begin

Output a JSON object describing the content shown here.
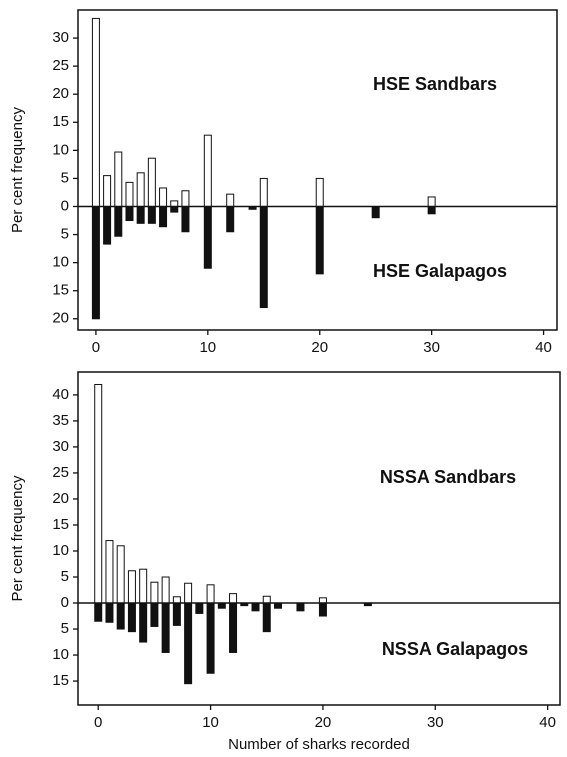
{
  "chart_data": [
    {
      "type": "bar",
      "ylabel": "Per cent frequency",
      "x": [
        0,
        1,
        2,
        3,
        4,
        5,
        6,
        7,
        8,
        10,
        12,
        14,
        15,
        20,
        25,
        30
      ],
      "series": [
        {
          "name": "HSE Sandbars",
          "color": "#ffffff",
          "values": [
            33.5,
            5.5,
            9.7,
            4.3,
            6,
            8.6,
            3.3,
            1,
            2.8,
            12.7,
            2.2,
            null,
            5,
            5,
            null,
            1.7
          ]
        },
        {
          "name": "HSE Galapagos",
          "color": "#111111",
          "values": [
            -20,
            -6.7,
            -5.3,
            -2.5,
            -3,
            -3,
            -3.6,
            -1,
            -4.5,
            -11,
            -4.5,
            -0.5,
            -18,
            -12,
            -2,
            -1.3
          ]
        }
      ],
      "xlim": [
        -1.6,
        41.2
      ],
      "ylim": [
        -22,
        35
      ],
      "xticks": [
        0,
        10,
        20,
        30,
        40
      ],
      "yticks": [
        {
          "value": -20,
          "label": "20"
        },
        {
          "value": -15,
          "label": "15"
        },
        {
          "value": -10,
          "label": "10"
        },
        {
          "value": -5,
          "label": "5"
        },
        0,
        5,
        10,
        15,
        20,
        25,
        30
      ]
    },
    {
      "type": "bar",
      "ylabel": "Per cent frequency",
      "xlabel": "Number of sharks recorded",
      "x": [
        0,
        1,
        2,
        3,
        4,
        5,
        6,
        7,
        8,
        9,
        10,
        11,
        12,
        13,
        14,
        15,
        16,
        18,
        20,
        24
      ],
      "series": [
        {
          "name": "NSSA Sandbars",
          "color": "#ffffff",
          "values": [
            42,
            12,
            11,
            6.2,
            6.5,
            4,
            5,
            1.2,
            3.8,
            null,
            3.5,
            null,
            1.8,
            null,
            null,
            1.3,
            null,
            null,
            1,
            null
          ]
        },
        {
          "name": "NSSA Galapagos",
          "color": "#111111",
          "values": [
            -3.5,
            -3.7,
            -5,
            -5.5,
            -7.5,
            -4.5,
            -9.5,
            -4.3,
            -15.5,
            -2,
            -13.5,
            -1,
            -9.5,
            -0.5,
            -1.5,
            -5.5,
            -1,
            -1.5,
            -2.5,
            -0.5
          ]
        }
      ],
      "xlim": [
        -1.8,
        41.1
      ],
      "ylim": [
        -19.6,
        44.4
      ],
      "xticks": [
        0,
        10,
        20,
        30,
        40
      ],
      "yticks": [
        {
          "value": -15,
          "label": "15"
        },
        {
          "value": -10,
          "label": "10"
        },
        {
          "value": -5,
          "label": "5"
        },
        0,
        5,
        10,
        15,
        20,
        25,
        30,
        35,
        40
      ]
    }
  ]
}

end
begin

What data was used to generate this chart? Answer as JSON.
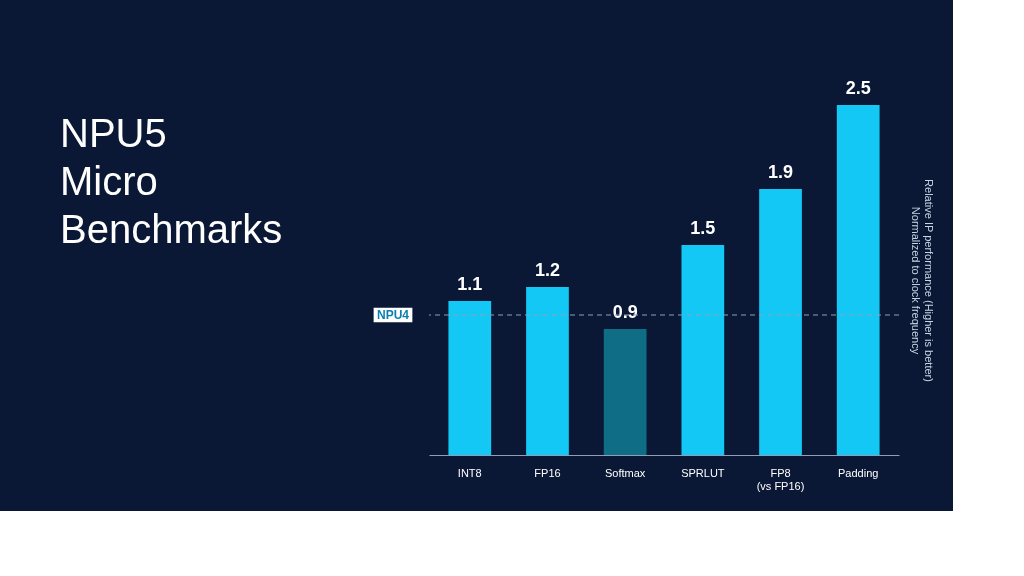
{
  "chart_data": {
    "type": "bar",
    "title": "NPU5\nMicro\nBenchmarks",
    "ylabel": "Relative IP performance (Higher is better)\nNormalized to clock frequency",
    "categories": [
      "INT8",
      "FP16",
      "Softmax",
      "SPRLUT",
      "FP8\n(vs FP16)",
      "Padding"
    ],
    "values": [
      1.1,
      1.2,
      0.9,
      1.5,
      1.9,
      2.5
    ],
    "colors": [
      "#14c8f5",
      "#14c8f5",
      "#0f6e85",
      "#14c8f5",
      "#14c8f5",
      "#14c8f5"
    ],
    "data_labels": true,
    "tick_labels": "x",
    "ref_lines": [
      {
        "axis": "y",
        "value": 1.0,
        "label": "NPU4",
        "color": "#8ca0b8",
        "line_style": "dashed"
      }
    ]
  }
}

end

→ What you are asked to do: Gather up the lines containing the word "Sandbars" from these records and copy them.

→ Full solution:
          "name": "HSE Sandbars",
          "name": "NSSA Sandbars",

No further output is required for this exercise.